>> start DATA SHOWN
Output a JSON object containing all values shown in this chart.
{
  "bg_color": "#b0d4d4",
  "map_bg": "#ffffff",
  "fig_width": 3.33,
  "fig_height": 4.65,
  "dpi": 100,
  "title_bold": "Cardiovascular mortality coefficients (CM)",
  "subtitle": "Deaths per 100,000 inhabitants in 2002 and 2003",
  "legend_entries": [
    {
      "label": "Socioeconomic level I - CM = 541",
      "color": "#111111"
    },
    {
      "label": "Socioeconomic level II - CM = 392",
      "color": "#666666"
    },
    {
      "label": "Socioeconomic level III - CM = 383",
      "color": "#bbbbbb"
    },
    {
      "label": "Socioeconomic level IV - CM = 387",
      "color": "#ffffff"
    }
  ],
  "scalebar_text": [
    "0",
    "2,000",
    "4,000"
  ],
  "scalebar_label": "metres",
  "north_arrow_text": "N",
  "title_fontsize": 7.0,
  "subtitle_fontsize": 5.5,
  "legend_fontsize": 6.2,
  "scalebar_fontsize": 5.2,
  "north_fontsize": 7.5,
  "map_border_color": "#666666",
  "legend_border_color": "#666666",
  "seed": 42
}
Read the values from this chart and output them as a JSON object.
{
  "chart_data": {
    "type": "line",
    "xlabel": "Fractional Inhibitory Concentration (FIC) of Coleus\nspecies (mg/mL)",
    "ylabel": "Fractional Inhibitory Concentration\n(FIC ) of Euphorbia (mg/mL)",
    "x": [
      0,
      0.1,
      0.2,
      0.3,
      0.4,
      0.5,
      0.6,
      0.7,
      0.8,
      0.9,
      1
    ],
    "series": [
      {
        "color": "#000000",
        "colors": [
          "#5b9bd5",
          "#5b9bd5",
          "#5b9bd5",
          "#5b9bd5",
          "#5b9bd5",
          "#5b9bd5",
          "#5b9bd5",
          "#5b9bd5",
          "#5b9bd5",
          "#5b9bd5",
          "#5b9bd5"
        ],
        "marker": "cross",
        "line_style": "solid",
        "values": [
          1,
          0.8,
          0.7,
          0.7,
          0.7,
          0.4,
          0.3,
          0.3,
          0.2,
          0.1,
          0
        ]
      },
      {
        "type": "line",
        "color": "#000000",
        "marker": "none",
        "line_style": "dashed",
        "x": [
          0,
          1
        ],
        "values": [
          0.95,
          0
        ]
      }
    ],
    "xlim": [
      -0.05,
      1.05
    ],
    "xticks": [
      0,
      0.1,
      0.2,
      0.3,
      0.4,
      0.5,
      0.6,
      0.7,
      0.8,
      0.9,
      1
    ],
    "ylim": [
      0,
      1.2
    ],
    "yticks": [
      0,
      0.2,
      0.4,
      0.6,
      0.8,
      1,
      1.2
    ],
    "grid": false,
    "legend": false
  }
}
>> end DATA SHOWN
--- EXERCISE PROMPT ---
Give back the whole listing, word for word.

--- RESULT BELOW ---
Output a JSON object containing all values shown in this chart.
{
  "bg_color": "#b0d4d4",
  "map_bg": "#ffffff",
  "fig_width": 3.33,
  "fig_height": 4.65,
  "dpi": 100,
  "title_bold": "Cardiovascular mortality coefficients (CM)",
  "subtitle": "Deaths per 100,000 inhabitants in 2002 and 2003",
  "legend_entries": [
    {
      "label": "Socioeconomic level I - CM = 541",
      "color": "#111111"
    },
    {
      "label": "Socioeconomic level II - CM = 392",
      "color": "#666666"
    },
    {
      "label": "Socioeconomic level III - CM = 383",
      "color": "#bbbbbb"
    },
    {
      "label": "Socioeconomic level IV - CM = 387",
      "color": "#ffffff"
    }
  ],
  "scalebar_text": [
    "0",
    "2,000",
    "4,000"
  ],
  "scalebar_label": "metres",
  "north_arrow_text": "N",
  "title_fontsize": 7.0,
  "subtitle_fontsize": 5.5,
  "legend_fontsize": 6.2,
  "scalebar_fontsize": 5.2,
  "north_fontsize": 7.5,
  "map_border_color": "#666666",
  "legend_border_color": "#666666",
  "seed": 42
}
Read the values from this chart and output them as a JSON object.
{
  "chart_data": {
    "type": "line",
    "xlabel": "Fractional Inhibitory Concentration (FIC) of Coleus\nspecies (mg/mL)",
    "ylabel": "Fractional Inhibitory Concentration\n(FIC ) of Euphorbia (mg/mL)",
    "x": [
      0,
      0.1,
      0.2,
      0.3,
      0.4,
      0.5,
      0.6,
      0.7,
      0.8,
      0.9,
      1
    ],
    "series": [
      {
        "color": "#000000",
        "colors": [
          "#5b9bd5",
          "#5b9bd5",
          "#5b9bd5",
          "#5b9bd5",
          "#5b9bd5",
          "#5b9bd5",
          "#5b9bd5",
          "#5b9bd5",
          "#5b9bd5",
          "#5b9bd5",
          "#5b9bd5"
        ],
        "marker": "cross",
        "line_style": "solid",
        "values": [
          1,
          0.8,
          0.7,
          0.7,
          0.7,
          0.4,
          0.3,
          0.3,
          0.2,
          0.1,
          0
        ]
      },
      {
        "type": "line",
        "color": "#000000",
        "marker": "none",
        "line_style": "dashed",
        "x": [
          0,
          1
        ],
        "values": [
          0.95,
          0
        ]
      }
    ],
    "xlim": [
      -0.05,
      1.05
    ],
    "xticks": [
      0,
      0.1,
      0.2,
      0.3,
      0.4,
      0.5,
      0.6,
      0.7,
      0.8,
      0.9,
      1
    ],
    "ylim": [
      0,
      1.2
    ],
    "yticks": [
      0,
      0.2,
      0.4,
      0.6,
      0.8,
      1,
      1.2
    ],
    "grid": false,
    "legend": false
  }
}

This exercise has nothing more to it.